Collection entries
====================
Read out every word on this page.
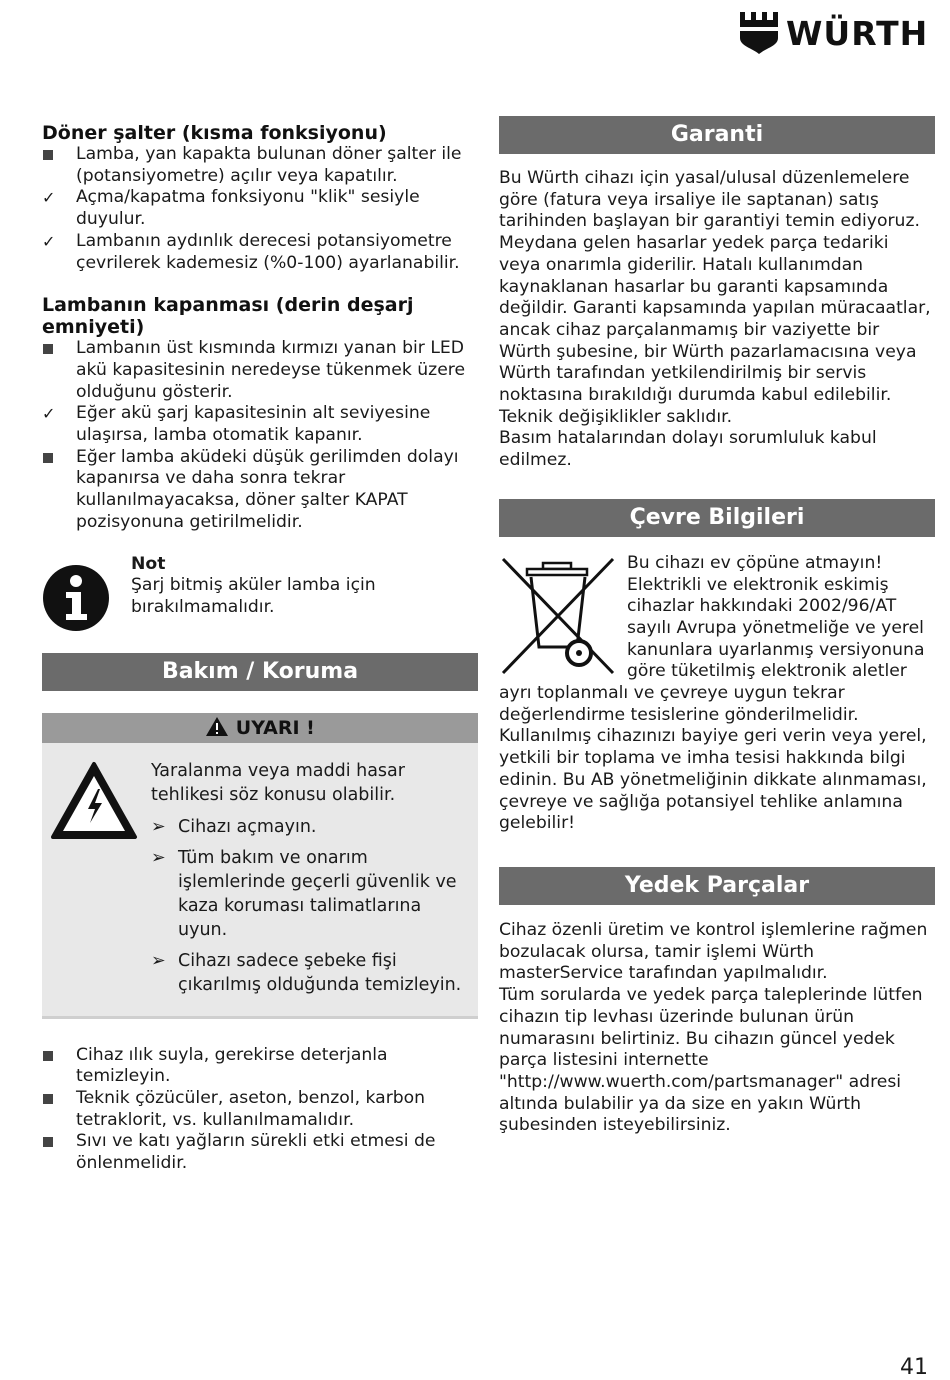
WÜRTH
Döner şalter (kısma fonksiyonu)
Lamba, yan kapakta bulunan döner şalter ile (potansiyometre) açılır veya kapatılır.
✓ Açma/kapatma fonksiyonu "klik" sesiyle duyulur.
✓ Lambanın aydınlık derecesi potansiyometre çevrilerek kademesiz (%0-100) ayarlanabilir.
Lambanın kapanması (derin deşarj emniyeti)
Lambanın üst kısmında kırmızı yanan bir LED akü kapasitesinin neredeyse tükenmek üzere olduğunu gösterir.
✓ Eğer akü şarj kapasitesinin alt seviyesine ulaşırsa, lamba otomatik kapanır.
Eğer lamba aküdeki düşük gerilimden dolayı kapanırsa ve daha sonra tekrar kullanılmayacaksa, döner şalter KAPAT pozisyonuna getirilmelidir.
Not
Şarj bitmiş aküler lamba için bırakılmamalıdır.
Bakım / Koruma
UYARI !

Yaralanma veya maddi hasar tehlikesi söz konusu olabilir.

➢ Cihazı açmayın.
➢ Tüm bakım ve onarım işlemlerinde geçerli güvenlik ve kaza koruması talimatlarına uyun.
➢ Cihazı sadece şebeke fişi çıkarılmış olduğunda temizleyin.
Cihaz ılık suyla, gerekirse deterjanla temizleyin.
Teknik çözücüler, aseton, benzol, karbon tetraklorit, vs. kullanılmamalıdır.
Sıvı ve katı yağların sürekli etki etmesi de önlenmelidir.
Garanti

Bu Würth cihazı için yasal/ulusal düzenlemelere göre (fatura veya irsaliye ile saptanan) satış tarihinden başlayan bir garantiyi temin ediyoruz. Meydana gelen hasarlar yedek parça tedariki veya onarımla giderilir. Hatalı kullanımdan kaynaklanan hasarlar bu garanti kapsamında değildir. Garanti kapsamında yapılan müracaatlar, ancak cihaz parçalanmamış bir vaziyette bir Würth şubesine, bir Würth pazarlamacısına veya Würth tarafından yetkilendirilmiş bir servis noktasına bırakıldığı durumda kabul edilebilir.

Teknik değişiklikler saklıdır.

Basım hatalarından dolayı sorumluluk kabul edilmez.

Çevre Bilgileri

Bu cihazı ev çöpüne atmayın! Elektrikli ve elektronik eskimiş cihazlar hakkındaki 2002/96/AT sayılı Avrupa yönetmeliğe ve yerel kanunlara uyarlanmış versiyonuna göre tüketilmiş elektronik aletler ayrı toplanmalı ve çevreye uygun tekrar değerlendirme tesislerine gönderilmelidir. Kullanılmış cihazınızı bayiye geri verin veya yerel, yetkili bir toplama ve imha tesisi hakkında bilgi edinin. Bu AB yönetmeliğinin dikkate alınmaması, çevreye ve sağlığa potansiyel tehlike anlamına gelebilir!

Yedek Parçalar

Cihaz özenli üretim ve kontrol işlemlerine rağmen bozulacak olursa, tamir işlemi Würth masterService tarafından yapılmalıdır.

Tüm sorularda ve yedek parça taleplerinde lütfen cihazın tip levhası üzerinde bulunan ürün numarasını belirtiniz. Bu cihazın güncel yedek parça listesini internette "http://www.wuerth.com/partsmanager" adresi altında bulabilir ya da size en yakın Würth şubesinden isteyebilirsiniz.

41
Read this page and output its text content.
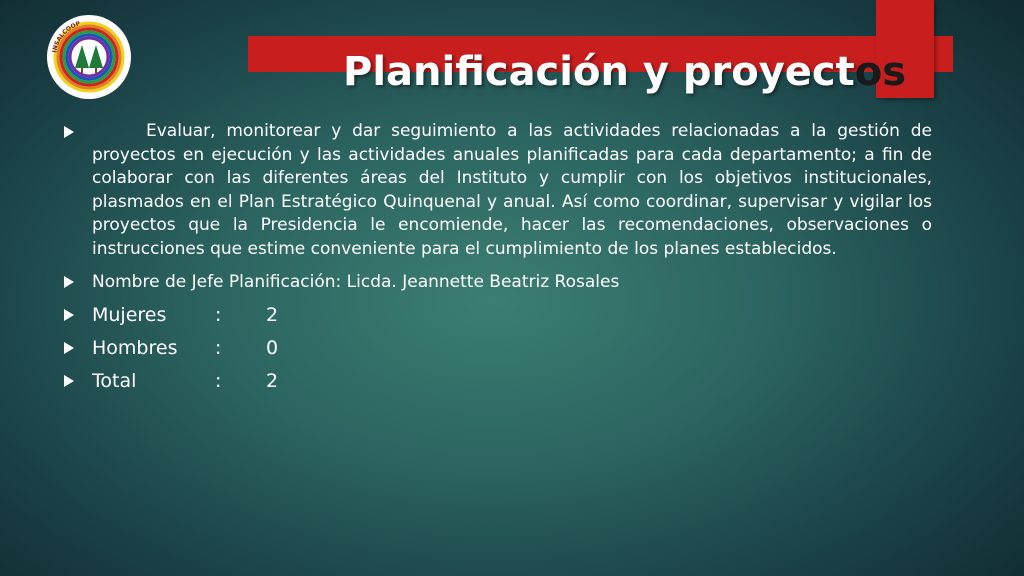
Planificación y proyectos
INSALCOOP

Evaluar, monitorear y dar seguimiento a las actividades relacionadas a la gestión de proyectos en ejecución y las actividades anuales planificadas para cada departamento; a fin de colaborar con las diferentes áreas del Instituto y cumplir con los objetivos institucionales, plasmados en el Plan Estratégico Quinquenal y anual. Así como coordinar, supervisar y vigilar los proyectos que la Presidencia le encomiende, hacer las recomendaciones, observaciones o instrucciones que estime conveniente para el cumplimiento de los planes establecidos.

Nombre de Jefe Planificación: Licda. Jeannette Beatriz Rosales
Mujeres	: 2
Hombres : 0
Total	: 2
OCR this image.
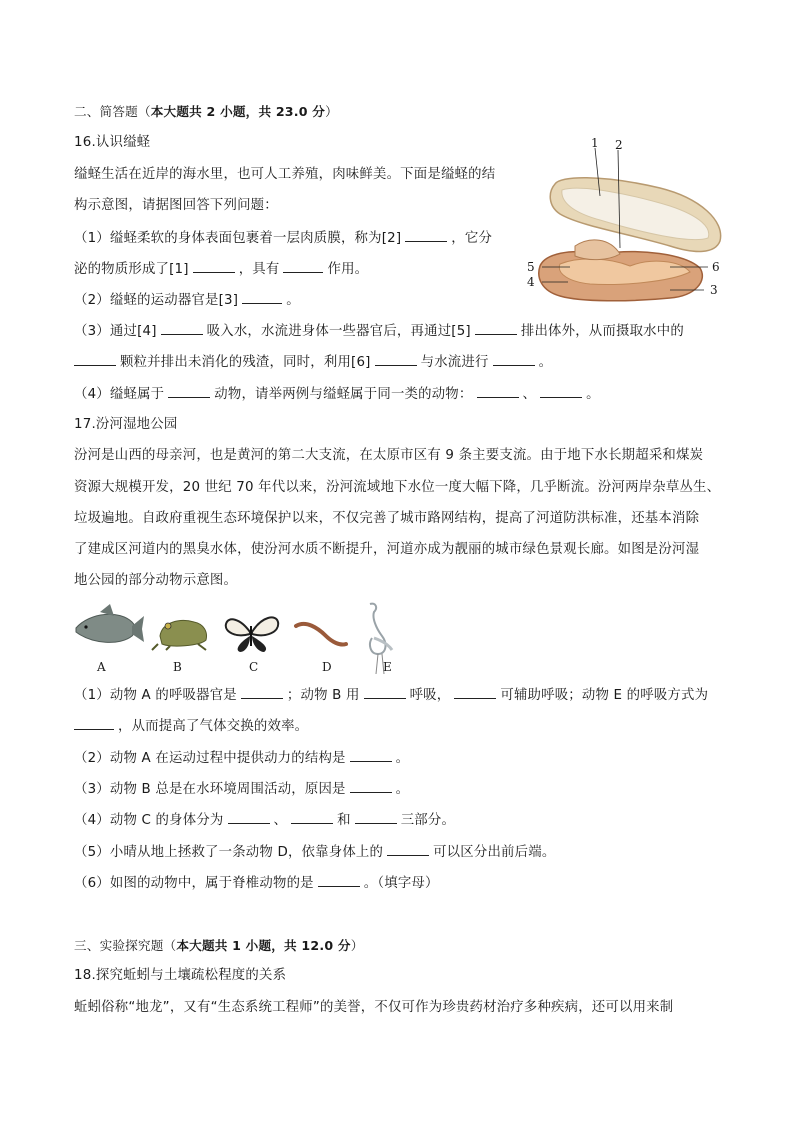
二、简答题（本大题共 2 小题，共 23.0 分）
16.认识缢蛏
缢蛏生活在近岸的海水里，也可人工养殖，肉味鲜美。下面是缢蛏的结
构示意图，请据图回答下列问题：
（1）缢蛏柔软的身体表面包裹着一层肉质膜，称为[2]	，它分
泌的物质形成了[1]	，具有	作用。
（2）缢蛏的运动器官是[3]	。
（3）通过[4]	吸入水，水流进身体一些器官后，再通过[5]	排出体外，从而摄取水中的
颗粒并排出未消化的残渣，同时，利用[6]	与水流进行	。
（4）缢蛏属于	动物，请举两例与缢蛏属于同一类的动物：	、	。
1 2
3
4
5	6
17.汾河湿地公园
汾河是山西的母亲河，也是黄河的第二大支流，在太原市区有 9 条主要支流。由于地下水长期超采和煤炭
资源大规模开发，20 世纪 70 年代以来，汾河流域地下水位一度大幅下降，几乎断流。汾河两岸杂草丛生、
垃圾遍地。自政府重视生态环境保护以来，不仅完善了城市路网结构，提高了河道防洪标准，还基本消除
了建成区河道内的黑臭水体，使汾河水质不断提升，河道亦成为靓丽的城市绿色景观长廊。如图是汾河湿
地公园的部分动物示意图。
A	B	C	D	E
（1）动物 A 的呼吸器官是	；动物 B 用	呼吸，	可辅助呼吸；动物 E 的呼吸方式为
，从而提高了气体交换的效率。
（2）动物 A 在运动过程中提供动力的结构是	。
（3）动物 B 总是在水环境周围活动，原因是	。
（4）动物 C 的身体分为	、	和	三部分。
（5）小晴从地上拯救了一条动物 D，依靠身体上的	可以区分出前后端。
（6）如图的动物中，属于脊椎动物的是	。（填字母）
三、实验探究题（本大题共 1 小题，共 12.0 分）
18.探究蚯蚓与土壤疏松程度的关系
蚯蚓俗称“地龙”，又有“生态系统工程师”的美誉，不仅可作为珍贵药材治疗多种疾病，还可以用来制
====================
## What to work on
Please retype the lines from the one that contains "OCR this image." to the final line of the records, both included, exactly as written and without any pictures.

## Correct answer
OCR this image.
二、简答题（本大题共 2 小题，共 23.0 分）
16.认识缢蛏
缢蛏生活在近岸的海水里，也可人工养殖，肉味鲜美。下面是缢蛏的结
构示意图，请据图回答下列问题：
（1）缢蛏柔软的身体表面包裹着一层肉质膜，称为[2]	，它分
泌的物质形成了[1]	，具有	作用。
（2）缢蛏的运动器官是[3]	。
（3）通过[4]	吸入水，水流进身体一些器官后，再通过[5]	排出体外，从而摄取水中的
颗粒并排出未消化的残渣，同时，利用[6]	与水流进行	。
（4）缢蛏属于	动物，请举两例与缢蛏属于同一类的动物：	、	。
1 2
3
4
5	6
17.汾河湿地公园
汾河是山西的母亲河，也是黄河的第二大支流，在太原市区有 9 条主要支流。由于地下水长期超采和煤炭
资源大规模开发，20 世纪 70 年代以来，汾河流域地下水位一度大幅下降，几乎断流。汾河两岸杂草丛生、
垃圾遍地。自政府重视生态环境保护以来，不仅完善了城市路网结构，提高了河道防洪标准，还基本消除
了建成区河道内的黑臭水体，使汾河水质不断提升，河道亦成为靓丽的城市绿色景观长廊。如图是汾河湿
地公园的部分动物示意图。
A	B	C	D	E
（1）动物 A 的呼吸器官是	；动物 B 用	呼吸，	可辅助呼吸；动物 E 的呼吸方式为
，从而提高了气体交换的效率。
（2）动物 A 在运动过程中提供动力的结构是	。
（3）动物 B 总是在水环境周围活动，原因是	。
（4）动物 C 的身体分为	、	和	三部分。
（5）小晴从地上拯救了一条动物 D，依靠身体上的	可以区分出前后端。
（6）如图的动物中，属于脊椎动物的是	。（填字母）
三、实验探究题（本大题共 1 小题，共 12.0 分）
18.探究蚯蚓与土壤疏松程度的关系
蚯蚓俗称“地龙”，又有“生态系统工程师”的美誉，不仅可作为珍贵药材治疗多种疾病，还可以用来制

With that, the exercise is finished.